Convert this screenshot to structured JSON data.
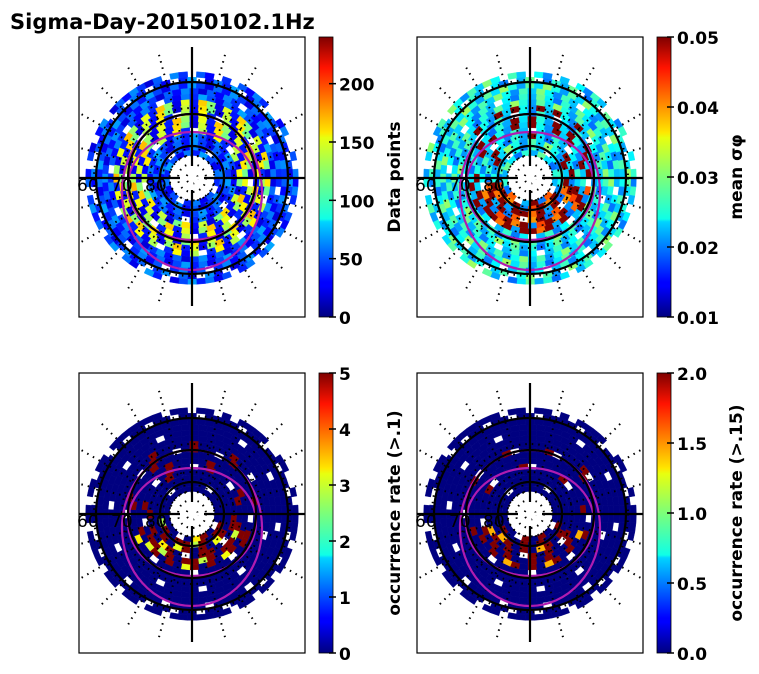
{
  "chart_data": {
    "type": "heatmap",
    "title": "Sigma-Day-20150102.1Hz",
    "projection": "polar (magnetic latitude / local time)",
    "lat_labels": [
      "60",
      "70",
      "80"
    ],
    "lat_range": [
      50,
      90
    ],
    "panels": [
      {
        "id": "data-points",
        "colorbar_label": "Data points",
        "colorbar_range": [
          0,
          240
        ],
        "colorbar_ticks": [
          "0",
          "50",
          "100",
          "150",
          "200"
        ],
        "colorbar_tick_values": [
          0,
          50,
          100,
          150,
          200
        ],
        "colormap": "jet",
        "pattern": "mostly low counts (blue) with a higher-count ring (cyan/yellow/orange) near 65-70 deg",
        "base_value_frac": 0.18,
        "hot_value_frac": 0.55
      },
      {
        "id": "mean-sigma-phi",
        "colorbar_label": "mean σφ",
        "colorbar_range": [
          0.01,
          0.05
        ],
        "colorbar_ticks": [
          "0.01",
          "0.02",
          "0.03",
          "0.04",
          "0.05"
        ],
        "colorbar_tick_values": [
          0.01,
          0.02,
          0.03,
          0.04,
          0.05
        ],
        "colormap": "jet",
        "pattern": "cyan/green (~0.02-0.03) at lower latitudes, dark red (>=0.05) in the auroral oval on the night side",
        "base_value_frac": 0.38,
        "hot_value_frac": 1.0
      },
      {
        "id": "occurrence-rate-0.1",
        "colorbar_label": "occurrence rate (>.1)",
        "colorbar_range": [
          0,
          5
        ],
        "colorbar_ticks": [
          "0",
          "1",
          "2",
          "3",
          "4",
          "5"
        ],
        "colorbar_tick_values": [
          0,
          1,
          2,
          3,
          4,
          5
        ],
        "colormap": "jet",
        "pattern": "near zero (dark blue) everywhere except dark red (>=5) patches in the night-side oval",
        "base_value_frac": 0.0,
        "hot_value_frac": 1.0
      },
      {
        "id": "occurrence-rate-0.15",
        "colorbar_label": "occurrence rate (>.15)",
        "colorbar_range": [
          0.0,
          2.0
        ],
        "colorbar_ticks": [
          "0.0",
          "0.5",
          "1.0",
          "1.5",
          "2.0"
        ],
        "colorbar_tick_values": [
          0.0,
          0.5,
          1.0,
          1.5,
          2.0
        ],
        "colormap": "jet",
        "pattern": "near zero (dark blue) everywhere except sparse dark red (>=2) patches in the night-side oval",
        "base_value_frac": 0.0,
        "hot_value_frac": 1.0
      }
    ],
    "overlays": {
      "black_circles_lat": [
        80,
        70,
        60
      ],
      "magenta_oval_count": 2,
      "dotted_grid": true,
      "crosshair_axes": true
    }
  }
}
^^^^^^^^
Problem description | How many lines of the entries above hold the string "everywhere"? Reply with the number alone.

Written response | 2